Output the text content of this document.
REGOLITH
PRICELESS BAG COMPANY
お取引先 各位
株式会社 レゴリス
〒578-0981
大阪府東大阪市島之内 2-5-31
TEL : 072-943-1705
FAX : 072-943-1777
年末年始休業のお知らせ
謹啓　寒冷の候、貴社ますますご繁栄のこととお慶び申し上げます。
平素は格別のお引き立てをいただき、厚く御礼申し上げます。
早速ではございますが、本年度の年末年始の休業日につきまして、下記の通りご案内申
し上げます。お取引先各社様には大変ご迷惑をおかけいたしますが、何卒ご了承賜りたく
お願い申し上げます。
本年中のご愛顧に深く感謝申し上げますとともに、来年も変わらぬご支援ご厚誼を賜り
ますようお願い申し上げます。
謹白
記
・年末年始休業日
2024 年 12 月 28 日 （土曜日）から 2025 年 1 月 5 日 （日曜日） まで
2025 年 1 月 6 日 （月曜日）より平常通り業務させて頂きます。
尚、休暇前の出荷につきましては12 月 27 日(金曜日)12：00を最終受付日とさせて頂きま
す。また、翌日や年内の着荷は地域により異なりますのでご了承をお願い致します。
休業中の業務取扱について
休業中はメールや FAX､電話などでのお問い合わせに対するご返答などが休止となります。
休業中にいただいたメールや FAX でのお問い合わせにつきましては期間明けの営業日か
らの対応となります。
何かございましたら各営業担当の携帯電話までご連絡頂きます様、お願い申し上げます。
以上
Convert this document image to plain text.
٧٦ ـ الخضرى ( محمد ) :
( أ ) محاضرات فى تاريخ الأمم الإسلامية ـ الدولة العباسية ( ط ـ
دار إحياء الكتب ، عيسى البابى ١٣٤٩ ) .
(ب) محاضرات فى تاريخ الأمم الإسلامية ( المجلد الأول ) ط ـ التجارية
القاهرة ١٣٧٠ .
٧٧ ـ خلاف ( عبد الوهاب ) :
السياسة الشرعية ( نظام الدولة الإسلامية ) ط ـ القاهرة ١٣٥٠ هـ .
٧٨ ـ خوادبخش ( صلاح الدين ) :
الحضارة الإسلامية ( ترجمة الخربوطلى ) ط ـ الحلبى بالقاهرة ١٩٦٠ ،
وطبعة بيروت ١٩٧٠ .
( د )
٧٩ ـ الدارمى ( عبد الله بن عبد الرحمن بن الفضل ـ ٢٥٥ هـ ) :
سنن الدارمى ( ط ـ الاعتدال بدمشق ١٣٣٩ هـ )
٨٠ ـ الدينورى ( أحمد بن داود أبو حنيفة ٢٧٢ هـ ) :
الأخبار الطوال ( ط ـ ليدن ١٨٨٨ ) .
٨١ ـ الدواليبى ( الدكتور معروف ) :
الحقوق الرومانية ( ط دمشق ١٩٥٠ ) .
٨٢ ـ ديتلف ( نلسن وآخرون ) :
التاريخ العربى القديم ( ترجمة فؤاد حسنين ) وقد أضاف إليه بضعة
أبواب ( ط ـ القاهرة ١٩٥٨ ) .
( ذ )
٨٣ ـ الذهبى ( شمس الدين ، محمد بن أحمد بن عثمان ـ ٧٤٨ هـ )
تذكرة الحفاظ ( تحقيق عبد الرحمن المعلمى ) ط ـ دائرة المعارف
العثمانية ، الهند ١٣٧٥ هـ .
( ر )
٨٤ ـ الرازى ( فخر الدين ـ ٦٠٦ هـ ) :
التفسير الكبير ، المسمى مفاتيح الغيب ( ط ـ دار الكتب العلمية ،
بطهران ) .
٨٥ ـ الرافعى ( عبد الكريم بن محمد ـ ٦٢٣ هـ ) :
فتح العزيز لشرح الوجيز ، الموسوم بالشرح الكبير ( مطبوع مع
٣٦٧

-=-=-=-=-

Quote the data above in full, changing nothing.

> [REPLY TO THE EXERCISE]:
Output the text content of this document.
REGOLITH
PRICELESS BAG COMPANY
お取引先 各位
株式会社 レゴリス
〒578-0981
大阪府東大阪市島之内 2-5-31
TEL : 072-943-1705
FAX : 072-943-1777
年末年始休業のお知らせ
謹啓　寒冷の候、貴社ますますご繁栄のこととお慶び申し上げます。
平素は格別のお引き立てをいただき、厚く御礼申し上げます。
早速ではございますが、本年度の年末年始の休業日につきまして、下記の通りご案内申
し上げます。お取引先各社様には大変ご迷惑をおかけいたしますが、何卒ご了承賜りたく
お願い申し上げます。
本年中のご愛顧に深く感謝申し上げますとともに、来年も変わらぬご支援ご厚誼を賜り
ますようお願い申し上げます。
謹白
記
・年末年始休業日
2024 年 12 月 28 日 （土曜日）から 2025 年 1 月 5 日 （日曜日） まで
2025 年 1 月 6 日 （月曜日）より平常通り業務させて頂きます。
尚、休暇前の出荷につきましては12 月 27 日(金曜日)12：00を最終受付日とさせて頂きま
す。また、翌日や年内の着荷は地域により異なりますのでご了承をお願い致します。
休業中の業務取扱について
休業中はメールや FAX､電話などでのお問い合わせに対するご返答などが休止となります。
休業中にいただいたメールや FAX でのお問い合わせにつきましては期間明けの営業日か
らの対応となります。
何かございましたら各営業担当の携帯電話までご連絡頂きます様、お願い申し上げます。
以上
Convert this document image to plain text.
٧٦ ـ الخضرى ( محمد ) :
( أ ) محاضرات فى تاريخ الأمم الإسلامية ـ الدولة العباسية ( ط ـ
دار إحياء الكتب ، عيسى البابى ١٣٤٩ ) .
(ب) محاضرات فى تاريخ الأمم الإسلامية ( المجلد الأول ) ط ـ التجارية
القاهرة ١٣٧٠ .
٧٧ ـ خلاف ( عبد الوهاب ) :
السياسة الشرعية ( نظام الدولة الإسلامية ) ط ـ القاهرة ١٣٥٠ هـ .
٧٨ ـ خوادبخش ( صلاح الدين ) :
الحضارة الإسلامية ( ترجمة الخربوطلى ) ط ـ الحلبى بالقاهرة ١٩٦٠ ،
وطبعة بيروت ١٩٧٠ .
( د )
٧٩ ـ الدارمى ( عبد الله بن عبد الرحمن بن الفضل ـ ٢٥٥ هـ ) :
سنن الدارمى ( ط ـ الاعتدال بدمشق ١٣٣٩ هـ )
٨٠ ـ الدينورى ( أحمد بن داود أبو حنيفة ٢٧٢ هـ ) :
الأخبار الطوال ( ط ـ ليدن ١٨٨٨ ) .
٨١ ـ الدواليبى ( الدكتور معروف ) :
الحقوق الرومانية ( ط دمشق ١٩٥٠ ) .
٨٢ ـ ديتلف ( نلسن وآخرون ) :
التاريخ العربى القديم ( ترجمة فؤاد حسنين ) وقد أضاف إليه بضعة
أبواب ( ط ـ القاهرة ١٩٥٨ ) .
( ذ )
٨٣ ـ الذهبى ( شمس الدين ، محمد بن أحمد بن عثمان ـ ٧٤٨ هـ )
تذكرة الحفاظ ( تحقيق عبد الرحمن المعلمى ) ط ـ دائرة المعارف
العثمانية ، الهند ١٣٧٥ هـ .
( ر )
٨٤ ـ الرازى ( فخر الدين ـ ٦٠٦ هـ ) :
التفسير الكبير ، المسمى مفاتيح الغيب ( ط ـ دار الكتب العلمية ،
بطهران ) .
٨٥ ـ الرافعى ( عبد الكريم بن محمد ـ ٦٢٣ هـ ) :
فتح العزيز لشرح الوجيز ، الموسوم بالشرح الكبير ( مطبوع مع
٣٦٧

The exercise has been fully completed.